Requests:
1. Echo the part of the DCC-06 board discussion between "In prototyping, I’ve" and "this will work.", inclusive.
2. In the DCC-06 board discussion, condense the paragraph beginning "In prototyping, I've found" into a shorter version that keeps its main facts.
3. Carry the DCC-06 board discussion forward from its final sentence.

Source:
══════

Critique my PCB: DCC-06

Continuing my line of custom ESP8266-based PCBs for Dominion Cider, I’m now making DCC-06. Last year I made DCC-05 and have used it in lots of projects for telemetry and some light actuation. This one is similar, but has four analog inputs, and six high power DC outputs. I plan to use this in a few projects that require much more coordinated actuation:

  • My bottle filler, where the analog inputs will be used for pressure transducers, and the high power outputs will drive solenoid valves.
  • A larger glycol chilling system, where the outputs will drive small DC brushless pumps as well as valves.
  • An automated keg washing machine, where valves will open and close to coordinate the cleaning cycle.

Since I’m still pretty new at making PCBs, I’d really appreciate some proofreading from our EE veterans. Your critiques and feedback on my last boards have helped me tremendously.

In prototyping, I’ve found that there is a lot of noise in my system. Likely sources are the cheap but beefy 24V switching power supply I’m using, and also driving a brushed DC motor (via an external driver board). I’ve had decent success sprinkling capacitors around, but open to more precise solutions.

Nice schematic!

First thing I’ve noticed is that it looks like you might be missing I2C pullups.

The design reminds me of @TomKeddie FET Shield Workshop board.

Maybe check out his Github FET Shield Schematic for reference?

Nice work, especially touches like adding the i2c addresses to the schematic.

  1. consider separating the grounds on either side of the opto isolators. I guess the 5V and 24V are coming from separate supplies?
  2. the i2c bus has both 5v and 3.3v devices on the bus, I doubt this will work.
  3. consider a ferrite in the 5v path for noise.

am on a tablet so I can’t look at both at once, will check back again when I can see better.

Thank you everyone! A new revision is posted below.

Thanks - added. I’ve only ever connected one device at a time (one of those 2x16 LCD backpacks) and I think it must have 5v pullups on it.

Indeed! My bottle filler is currently using Tom’s FET board, plus a bunch of other misc modules and dead-bug components. It works well but this board is supposed to amalgamate and tidy that up by removing the need for so many jumper wires between little boards.

══════

Data excerpts:
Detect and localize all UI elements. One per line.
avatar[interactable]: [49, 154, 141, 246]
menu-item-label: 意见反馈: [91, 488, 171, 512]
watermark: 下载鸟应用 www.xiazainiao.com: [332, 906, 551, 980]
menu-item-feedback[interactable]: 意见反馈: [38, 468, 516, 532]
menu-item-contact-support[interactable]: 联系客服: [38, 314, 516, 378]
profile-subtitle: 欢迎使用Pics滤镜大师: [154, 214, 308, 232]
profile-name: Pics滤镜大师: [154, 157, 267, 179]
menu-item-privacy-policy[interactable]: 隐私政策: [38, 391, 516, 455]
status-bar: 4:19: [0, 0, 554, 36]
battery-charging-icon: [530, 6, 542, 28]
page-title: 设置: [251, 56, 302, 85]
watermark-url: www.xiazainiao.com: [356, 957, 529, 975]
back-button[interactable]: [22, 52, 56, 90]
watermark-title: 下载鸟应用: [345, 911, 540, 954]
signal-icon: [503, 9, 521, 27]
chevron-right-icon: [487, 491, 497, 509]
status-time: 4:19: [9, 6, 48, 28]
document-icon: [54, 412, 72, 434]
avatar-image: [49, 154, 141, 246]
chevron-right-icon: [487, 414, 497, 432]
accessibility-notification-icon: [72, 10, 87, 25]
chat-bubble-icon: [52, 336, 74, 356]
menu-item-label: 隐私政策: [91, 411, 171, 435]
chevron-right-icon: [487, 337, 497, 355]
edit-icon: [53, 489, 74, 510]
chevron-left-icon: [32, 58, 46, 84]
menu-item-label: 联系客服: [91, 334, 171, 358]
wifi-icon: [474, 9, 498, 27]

══════

Per-task answers:
1.
In prototyping, I’ve found that there is a lot of noise in my system. Likely sources are the cheap but beefy 24V switching power supply I’m using, and also driving a brushed DC motor (via an external driver board). I’ve had decent success sprinkling capacitors around, but open to more precise solutions.

Nice schematic!

First thing I’ve noticed is that it looks like you might be missing I2C pullups.

The design reminds me of @TomKeddie FET Shield Workshop board.

Maybe check out his Github FET Shield Schematic for reference?

Nice work, especially touches like adding the i2c addresses to the schematic.

  1. consider separating the grounds on either side of the opto isolators. I guess the 5V and 24V are coming from separate supplies?
  2. the i2c bus has both 5v and 3.3v devices on the bus, I doubt this will work.

2. Prototyping revealed a lot of noise, probably from the cheap, beefy 24V switching power supply and from a brushed DC motor driven through an external driver board. Scattered capacitors have helped decently, but more precise solutions are welcome.

3.
Yeah, I will physically separate them on the board, so it makes sense that their GND pours are separate. They will will ultimately be tied together back at the power supply, but forcing them to have “home run” connections back to that point should minimize interference on the board… I am using a single large 24V PSU, plus a DC-DC converter board to generate 5V from that, then the voltage regulator on this board to get 3.3V.

There seems to be some evidence that the ESP8266 is 5V tolerant and that I could run this bus entirely at 5V. However I’ve opted to translate it to 5V and run all the slaves at 5V

Could you elaborate? Would that go on the 5V supply for the board? Or the signals somewhere? Should I just sprinkle them around like I do with caps? :smiley:

You should consider a separate isolated 5V supply for your digital logic, and completely isolating it from the high power side, including the ground. This will be much easier than chasing down ground bounce issues, and you’re already 90% of the way there since you’re isolating the outputs. I’m thinking of a small onboard module like Muratra CRE1 series (check your power requirement), but you could just as easily use a separate on-line supply like a USB wall-wart. Star ground might also work, but isolating it is easier to do right and will gain you some protection for the digital side too.

I would add provision for configuring the I2C addresses (just some pads on the board you can short to set the address pins) as well as allowing full differential inputs on your ADC, instead of shorting all the - inputs to ground (short with a jumper if needed) in case you need to use a differential sensor at some point.

Otherwise looks good to me!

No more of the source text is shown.